To do >>
Copy verbatim the lines of the saved entries below from the line with "Patent image size: (765, 869)." up to and including the line with "The auxiliary wheel 202 is at (595, 633).".

Saved entries >>
☆ ☆ ☆ ☆
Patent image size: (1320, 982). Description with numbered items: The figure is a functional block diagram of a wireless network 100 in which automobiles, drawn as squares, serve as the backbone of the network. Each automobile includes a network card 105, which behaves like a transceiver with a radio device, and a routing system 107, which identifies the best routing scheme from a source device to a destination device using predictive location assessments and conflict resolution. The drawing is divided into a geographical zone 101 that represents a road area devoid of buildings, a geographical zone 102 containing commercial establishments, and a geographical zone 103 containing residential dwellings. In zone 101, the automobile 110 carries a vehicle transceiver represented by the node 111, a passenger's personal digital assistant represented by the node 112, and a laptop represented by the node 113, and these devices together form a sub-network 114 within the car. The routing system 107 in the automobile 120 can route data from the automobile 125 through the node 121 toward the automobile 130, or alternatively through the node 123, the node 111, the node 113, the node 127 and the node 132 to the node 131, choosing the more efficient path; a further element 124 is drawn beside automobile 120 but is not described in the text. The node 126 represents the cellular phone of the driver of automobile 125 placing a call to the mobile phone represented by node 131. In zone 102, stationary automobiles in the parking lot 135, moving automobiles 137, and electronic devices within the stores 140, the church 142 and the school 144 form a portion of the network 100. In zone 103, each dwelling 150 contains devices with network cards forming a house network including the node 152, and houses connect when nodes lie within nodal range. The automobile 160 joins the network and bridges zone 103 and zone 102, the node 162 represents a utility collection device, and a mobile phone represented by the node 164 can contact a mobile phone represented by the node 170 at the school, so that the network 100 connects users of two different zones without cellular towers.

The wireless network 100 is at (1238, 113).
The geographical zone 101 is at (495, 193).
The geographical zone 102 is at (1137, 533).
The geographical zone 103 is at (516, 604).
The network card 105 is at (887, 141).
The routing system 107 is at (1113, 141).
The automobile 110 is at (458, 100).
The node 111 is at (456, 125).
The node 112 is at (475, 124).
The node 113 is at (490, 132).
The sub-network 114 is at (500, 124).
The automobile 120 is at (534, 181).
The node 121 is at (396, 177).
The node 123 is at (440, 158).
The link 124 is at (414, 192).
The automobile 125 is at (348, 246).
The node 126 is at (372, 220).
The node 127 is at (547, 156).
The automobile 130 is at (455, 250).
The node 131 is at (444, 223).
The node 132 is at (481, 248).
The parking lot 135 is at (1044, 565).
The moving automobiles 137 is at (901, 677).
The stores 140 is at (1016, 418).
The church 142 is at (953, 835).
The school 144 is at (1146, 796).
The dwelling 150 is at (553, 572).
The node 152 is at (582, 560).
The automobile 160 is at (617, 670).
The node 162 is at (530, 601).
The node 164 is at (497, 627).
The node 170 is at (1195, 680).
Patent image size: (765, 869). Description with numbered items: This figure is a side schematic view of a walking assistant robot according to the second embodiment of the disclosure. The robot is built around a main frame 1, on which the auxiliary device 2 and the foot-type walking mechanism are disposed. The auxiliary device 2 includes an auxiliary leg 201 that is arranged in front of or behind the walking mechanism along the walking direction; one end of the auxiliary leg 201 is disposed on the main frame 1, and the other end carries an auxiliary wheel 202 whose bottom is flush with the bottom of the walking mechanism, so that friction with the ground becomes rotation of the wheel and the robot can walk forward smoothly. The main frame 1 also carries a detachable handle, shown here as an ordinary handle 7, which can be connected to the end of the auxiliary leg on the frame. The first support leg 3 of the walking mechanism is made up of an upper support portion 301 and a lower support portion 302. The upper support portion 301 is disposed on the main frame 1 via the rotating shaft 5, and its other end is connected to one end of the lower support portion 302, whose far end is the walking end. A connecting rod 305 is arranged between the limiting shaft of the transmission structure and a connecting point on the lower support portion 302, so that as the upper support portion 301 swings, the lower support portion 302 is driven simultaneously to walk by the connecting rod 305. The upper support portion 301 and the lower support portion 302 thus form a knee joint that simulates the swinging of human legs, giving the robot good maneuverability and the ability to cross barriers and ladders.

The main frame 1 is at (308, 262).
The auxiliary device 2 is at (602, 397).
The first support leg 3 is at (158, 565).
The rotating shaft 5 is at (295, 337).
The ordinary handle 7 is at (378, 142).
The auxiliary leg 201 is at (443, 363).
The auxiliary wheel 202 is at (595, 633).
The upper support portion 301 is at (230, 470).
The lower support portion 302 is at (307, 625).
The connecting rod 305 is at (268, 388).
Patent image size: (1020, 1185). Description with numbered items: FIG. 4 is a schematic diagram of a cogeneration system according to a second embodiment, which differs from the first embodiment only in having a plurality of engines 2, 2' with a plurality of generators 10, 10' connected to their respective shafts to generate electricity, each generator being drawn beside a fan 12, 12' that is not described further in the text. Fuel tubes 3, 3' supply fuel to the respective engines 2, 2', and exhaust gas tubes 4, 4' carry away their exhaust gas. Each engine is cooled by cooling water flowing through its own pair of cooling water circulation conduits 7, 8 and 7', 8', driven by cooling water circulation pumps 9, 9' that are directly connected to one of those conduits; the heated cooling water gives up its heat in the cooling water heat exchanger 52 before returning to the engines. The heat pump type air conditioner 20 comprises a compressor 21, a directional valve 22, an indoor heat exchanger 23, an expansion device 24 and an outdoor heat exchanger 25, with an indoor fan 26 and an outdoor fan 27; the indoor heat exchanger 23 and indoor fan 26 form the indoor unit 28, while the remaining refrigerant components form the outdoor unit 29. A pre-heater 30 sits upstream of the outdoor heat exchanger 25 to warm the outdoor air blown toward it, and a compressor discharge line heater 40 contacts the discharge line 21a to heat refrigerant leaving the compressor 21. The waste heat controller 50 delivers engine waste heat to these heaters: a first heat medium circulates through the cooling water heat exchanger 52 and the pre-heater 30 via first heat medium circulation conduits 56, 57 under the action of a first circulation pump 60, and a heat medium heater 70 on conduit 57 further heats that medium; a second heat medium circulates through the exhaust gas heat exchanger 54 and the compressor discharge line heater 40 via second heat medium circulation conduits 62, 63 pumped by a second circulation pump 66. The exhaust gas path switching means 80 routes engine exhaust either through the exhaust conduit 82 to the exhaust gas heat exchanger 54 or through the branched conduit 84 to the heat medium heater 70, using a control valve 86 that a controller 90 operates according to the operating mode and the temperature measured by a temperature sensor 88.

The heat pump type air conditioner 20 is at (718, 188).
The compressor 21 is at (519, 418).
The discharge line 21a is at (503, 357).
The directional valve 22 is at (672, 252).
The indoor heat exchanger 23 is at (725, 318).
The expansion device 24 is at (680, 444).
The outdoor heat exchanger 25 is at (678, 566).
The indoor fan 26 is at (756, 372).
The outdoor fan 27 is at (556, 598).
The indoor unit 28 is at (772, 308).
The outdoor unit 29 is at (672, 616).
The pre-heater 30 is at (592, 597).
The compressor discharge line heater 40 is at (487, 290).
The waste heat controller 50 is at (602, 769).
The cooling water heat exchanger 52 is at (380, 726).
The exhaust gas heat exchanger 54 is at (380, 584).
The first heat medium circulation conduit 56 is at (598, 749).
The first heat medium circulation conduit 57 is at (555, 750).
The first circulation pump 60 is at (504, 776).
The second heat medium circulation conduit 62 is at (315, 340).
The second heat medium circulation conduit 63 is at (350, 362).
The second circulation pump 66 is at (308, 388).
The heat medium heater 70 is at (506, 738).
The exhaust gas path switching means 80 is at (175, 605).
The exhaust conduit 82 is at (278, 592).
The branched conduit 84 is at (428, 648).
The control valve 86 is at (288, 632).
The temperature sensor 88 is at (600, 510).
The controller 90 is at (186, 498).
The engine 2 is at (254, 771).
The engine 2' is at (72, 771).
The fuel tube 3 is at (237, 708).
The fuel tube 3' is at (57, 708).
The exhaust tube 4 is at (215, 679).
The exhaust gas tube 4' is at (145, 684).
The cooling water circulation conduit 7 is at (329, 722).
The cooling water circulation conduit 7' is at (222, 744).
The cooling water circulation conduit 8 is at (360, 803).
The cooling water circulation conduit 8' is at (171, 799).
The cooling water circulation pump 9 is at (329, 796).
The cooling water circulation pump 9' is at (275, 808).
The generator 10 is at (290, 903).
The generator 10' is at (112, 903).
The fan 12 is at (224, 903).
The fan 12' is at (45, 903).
☆ ☆ ☆ ☆
Full response >>
Patent image size: (765, 869). Description with numbered items: This figure is a side schematic view of a walking assistant robot according to the second embodiment of the disclosure. The robot is built around a main frame 1, on which the auxiliary device 2 and the foot-type walking mechanism are disposed. The auxiliary device 2 includes an auxiliary leg 201 that is arranged in front of or behind the walking mechanism along the walking direction; one end of the auxiliary leg 201 is disposed on the main frame 1, and the other end carries an auxiliary wheel 202 whose bottom is flush with the bottom of the walking mechanism, so that friction with the ground becomes rotation of the wheel and the robot can walk forward smoothly. The main frame 1 also carries a detachable handle, shown here as an ordinary handle 7, which can be connected to the end of the auxiliary leg on the frame. The first support leg 3 of the walking mechanism is made up of an upper support portion 301 and a lower support portion 302. The upper support portion 301 is disposed on the main frame 1 via the rotating shaft 5, and its other end is connected to one end of the lower support portion 302, whose far end is the walking end. A connecting rod 305 is arranged between the limiting shaft of the transmission structure and a connecting point on the lower support portion 302, so that as the upper support portion 301 swings, the lower support portion 302 is driven simultaneously to walk by the connecting rod 305. The upper support portion 301 and the lower support portion 302 thus form a knee joint that simulates the swinging of human legs, giving the robot good maneuverability and the ability to cross barriers and ladders.

The main frame 1 is at (308, 262).
The auxiliary device 2 is at (602, 397).
The first support leg 3 is at (158, 565).
The rotating shaft 5 is at (295, 337).
The ordinary handle 7 is at (378, 142).
The auxiliary leg 201 is at (443, 363).
The auxiliary wheel 202 is at (595, 633).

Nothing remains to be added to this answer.